• **PROMPT**:
Reproduce each of the rows below word for word, omitting the pictures.
──────── DATA ROWS ────────
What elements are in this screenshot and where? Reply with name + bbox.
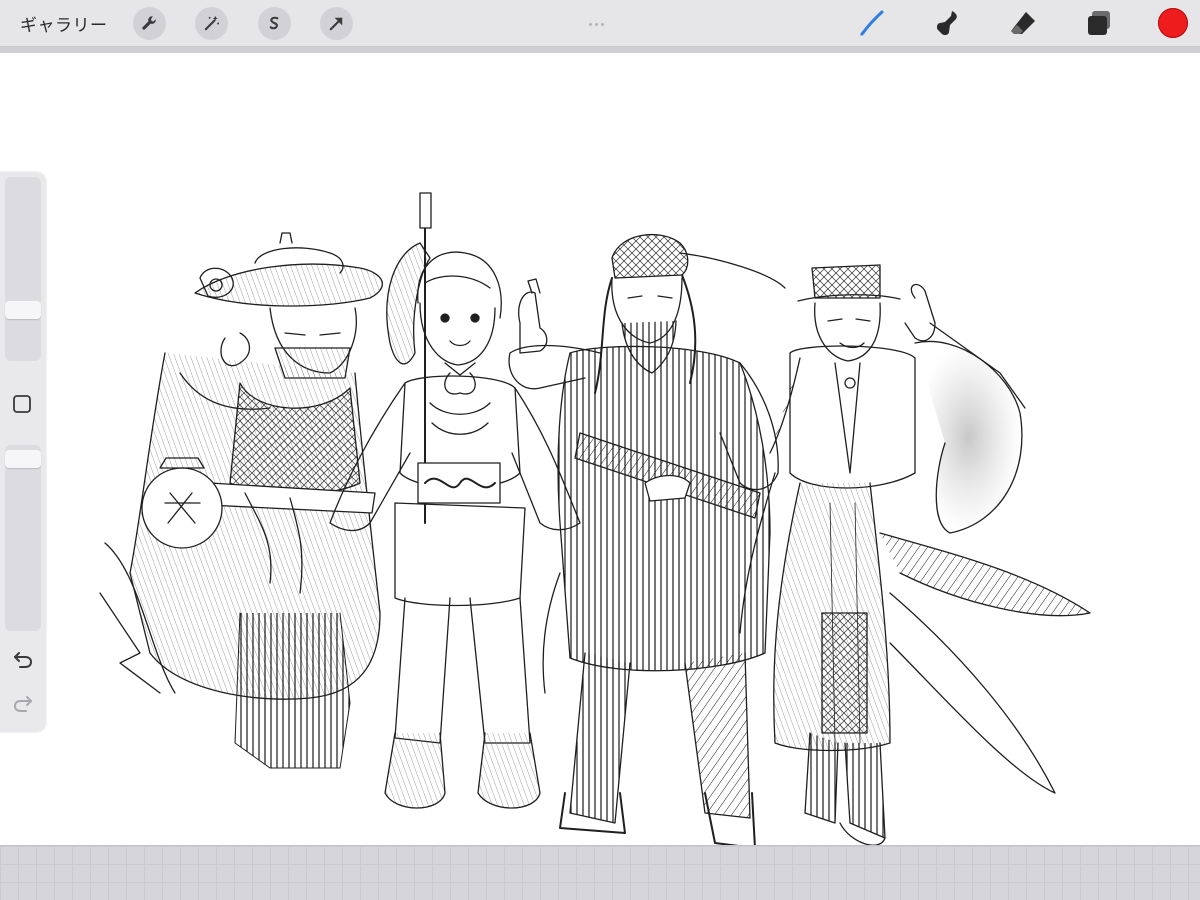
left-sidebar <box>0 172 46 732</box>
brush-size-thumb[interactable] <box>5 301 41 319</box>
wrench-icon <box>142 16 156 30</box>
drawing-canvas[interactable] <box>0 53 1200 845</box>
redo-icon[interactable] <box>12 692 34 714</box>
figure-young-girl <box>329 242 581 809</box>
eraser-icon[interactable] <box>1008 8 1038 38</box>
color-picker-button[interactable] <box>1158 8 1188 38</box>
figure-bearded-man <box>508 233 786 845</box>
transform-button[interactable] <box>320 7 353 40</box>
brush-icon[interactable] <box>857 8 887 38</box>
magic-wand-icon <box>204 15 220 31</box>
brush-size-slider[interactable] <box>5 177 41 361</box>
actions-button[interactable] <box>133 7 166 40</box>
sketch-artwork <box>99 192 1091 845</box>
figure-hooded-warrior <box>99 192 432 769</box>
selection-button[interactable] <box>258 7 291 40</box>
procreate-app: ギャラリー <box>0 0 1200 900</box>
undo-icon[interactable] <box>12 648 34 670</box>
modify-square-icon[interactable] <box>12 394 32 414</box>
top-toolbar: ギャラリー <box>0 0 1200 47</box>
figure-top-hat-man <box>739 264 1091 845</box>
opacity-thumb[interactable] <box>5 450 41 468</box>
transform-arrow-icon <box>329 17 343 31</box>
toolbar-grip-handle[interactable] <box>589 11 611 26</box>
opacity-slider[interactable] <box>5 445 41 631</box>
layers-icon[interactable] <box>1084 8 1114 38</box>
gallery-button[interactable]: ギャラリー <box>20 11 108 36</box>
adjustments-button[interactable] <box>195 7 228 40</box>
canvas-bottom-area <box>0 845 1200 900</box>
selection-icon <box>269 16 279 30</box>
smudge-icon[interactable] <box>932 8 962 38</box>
────────
• **PROBLEM SOLUTION**:
What elements are in this screenshot and where? Reply with name + bbox.
left-sidebar <box>0 172 46 732</box>
brush-size-thumb[interactable] <box>5 301 41 319</box>
wrench-icon <box>142 16 156 30</box>
drawing-canvas[interactable] <box>0 53 1200 845</box>
redo-icon[interactable] <box>12 692 34 714</box>
figure-young-girl <box>329 242 581 809</box>
eraser-icon[interactable] <box>1008 8 1038 38</box>
color-picker-button[interactable] <box>1158 8 1188 38</box>
figure-bearded-man <box>508 233 786 845</box>
transform-button[interactable] <box>320 7 353 40</box>
brush-icon[interactable] <box>857 8 887 38</box>
magic-wand-icon <box>204 15 220 31</box>
brush-size-slider[interactable] <box>5 177 41 361</box>
actions-button[interactable] <box>133 7 166 40</box>
sketch-artwork <box>99 192 1091 845</box>
figure-hooded-warrior <box>99 192 432 769</box>
selection-button[interactable] <box>258 7 291 40</box>
procreate-app: ギャラリー <box>0 0 1200 900</box>
undo-icon[interactable] <box>12 648 34 670</box>
modify-square-icon[interactable] <box>12 394 32 414</box>
top-toolbar: ギャラリー <box>0 0 1200 47</box>
figure-top-hat-man <box>739 264 1091 845</box>
opacity-thumb[interactable] <box>5 450 41 468</box>
transform-arrow-icon <box>329 17 343 31</box>
toolbar-grip-handle[interactable] <box>589 11 611 26</box>
opacity-slider[interactable] <box>5 445 41 631</box>
layers-icon[interactable] <box>1084 8 1114 38</box>
gallery-button[interactable]: ギャラリー <box>20 11 108 36</box>
adjustments-button[interactable] <box>195 7 228 40</box>
canvas-bottom-area <box>0 845 1200 900</box>
selection-icon <box>269 16 279 30</box>
smudge-icon[interactable] <box>932 8 962 38</box>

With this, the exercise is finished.